TASK STATEMENT
Return all lines in the material below that contain "Упражнения".
begin DATASET
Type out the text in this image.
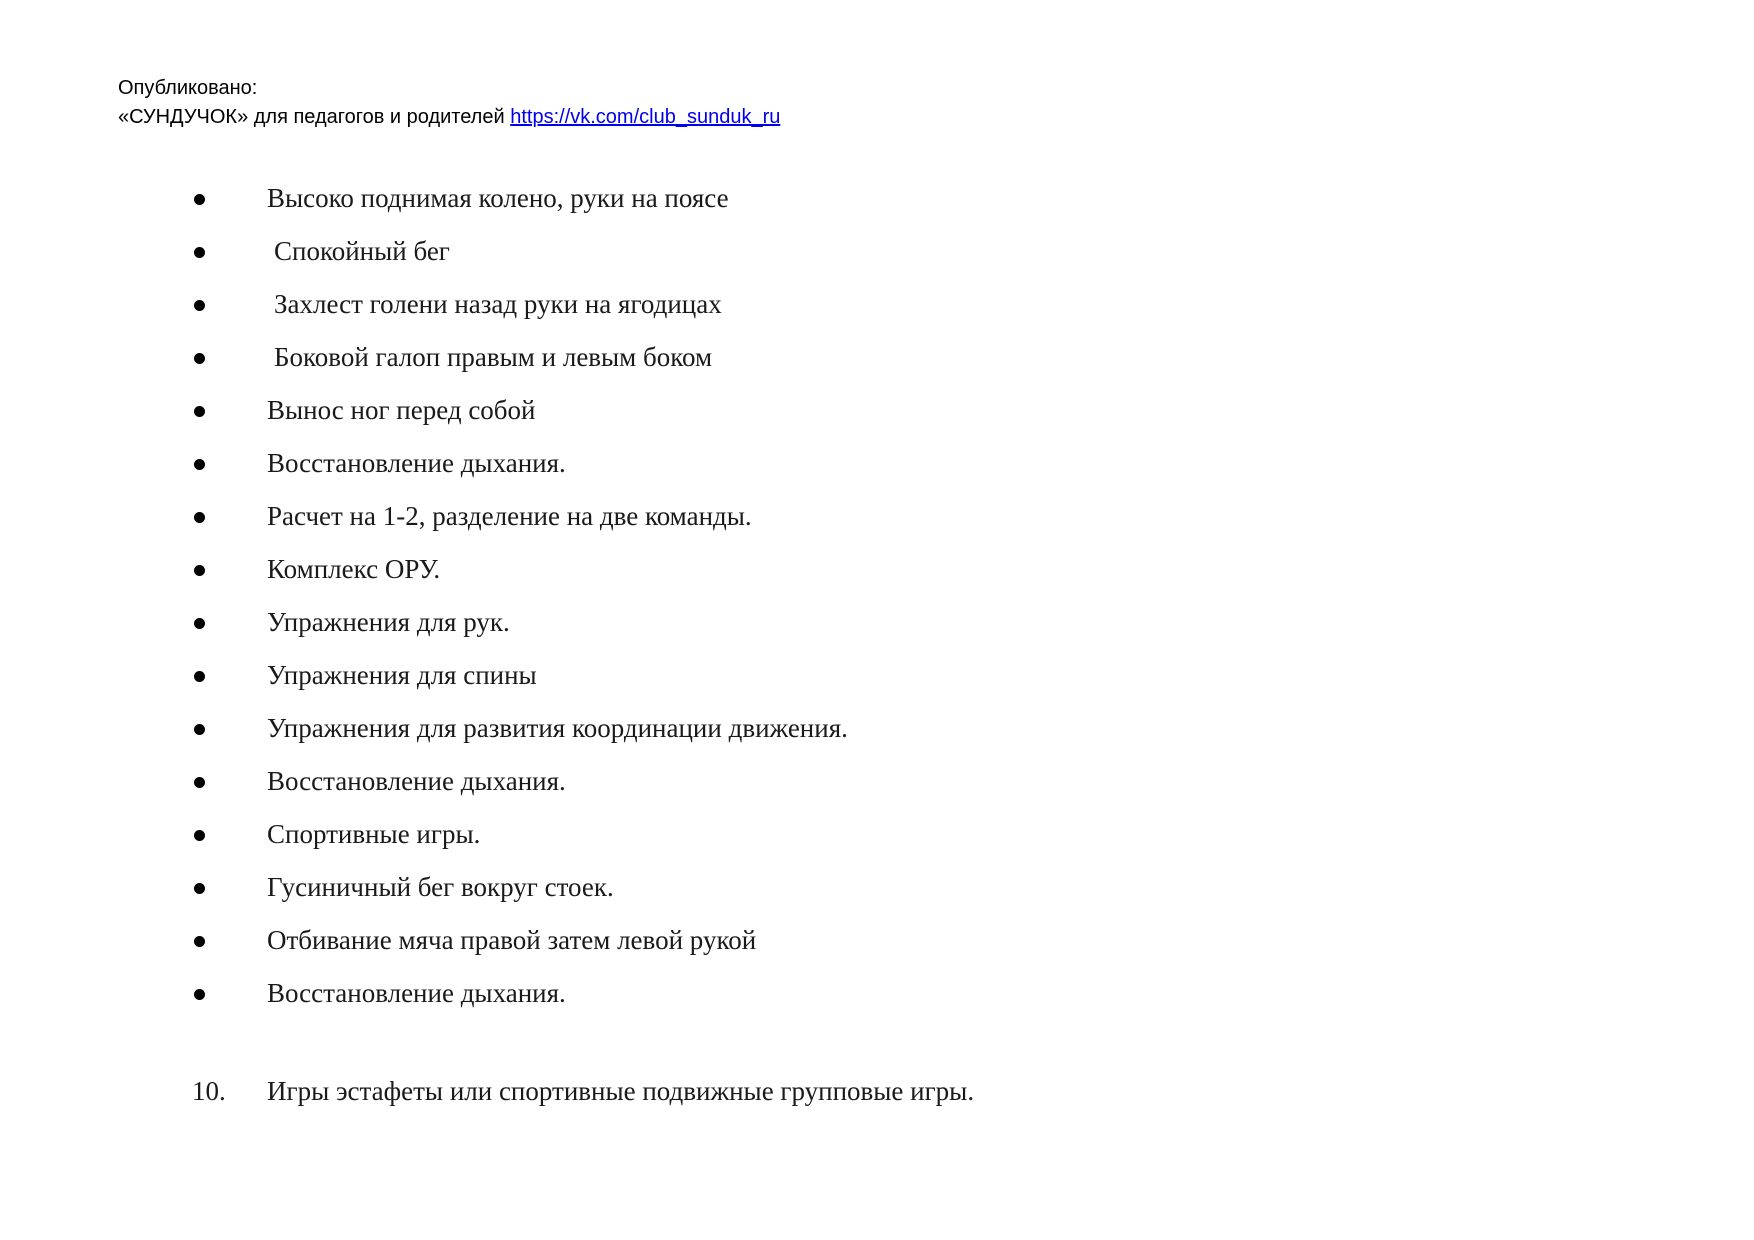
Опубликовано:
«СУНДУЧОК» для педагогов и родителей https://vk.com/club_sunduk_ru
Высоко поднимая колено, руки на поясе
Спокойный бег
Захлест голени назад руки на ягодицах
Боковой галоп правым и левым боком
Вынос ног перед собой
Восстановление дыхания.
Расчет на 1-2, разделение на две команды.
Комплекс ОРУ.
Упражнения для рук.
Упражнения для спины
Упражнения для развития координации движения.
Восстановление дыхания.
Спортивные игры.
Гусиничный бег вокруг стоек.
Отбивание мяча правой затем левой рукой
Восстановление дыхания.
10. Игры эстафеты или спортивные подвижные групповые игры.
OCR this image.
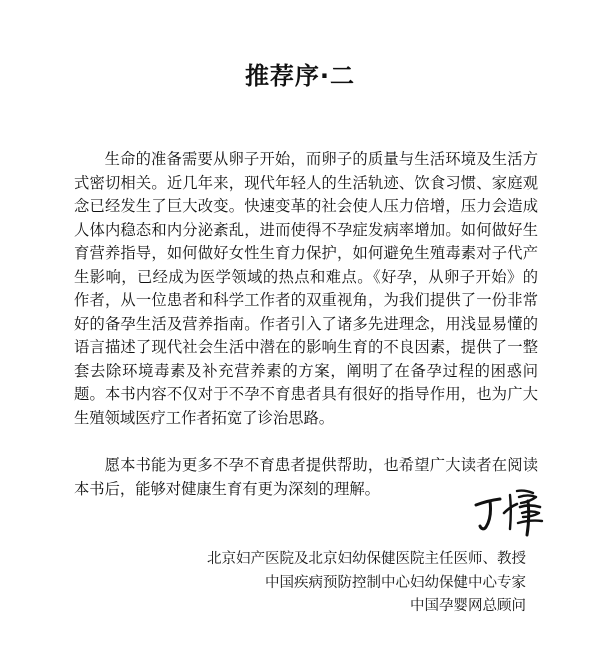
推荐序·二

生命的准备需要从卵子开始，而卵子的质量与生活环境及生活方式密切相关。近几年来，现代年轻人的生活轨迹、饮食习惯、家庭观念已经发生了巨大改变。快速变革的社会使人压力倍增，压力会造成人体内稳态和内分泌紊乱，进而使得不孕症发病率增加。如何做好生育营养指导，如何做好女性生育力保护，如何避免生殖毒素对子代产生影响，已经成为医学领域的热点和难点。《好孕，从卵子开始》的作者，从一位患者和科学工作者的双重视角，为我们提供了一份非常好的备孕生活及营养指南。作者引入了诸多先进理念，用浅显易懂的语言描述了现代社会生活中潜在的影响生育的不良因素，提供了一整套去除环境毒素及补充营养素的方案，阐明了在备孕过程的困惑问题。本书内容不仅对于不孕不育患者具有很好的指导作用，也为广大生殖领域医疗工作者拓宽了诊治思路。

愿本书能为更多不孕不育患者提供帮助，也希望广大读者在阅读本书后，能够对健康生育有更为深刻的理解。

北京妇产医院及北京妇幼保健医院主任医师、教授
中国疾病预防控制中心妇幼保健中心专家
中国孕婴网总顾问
end DATASET
SOLUTION FOR THIS EXERCISE
Упражнения для рук.
Упражнения для спины
Упражнения для развития координации движения.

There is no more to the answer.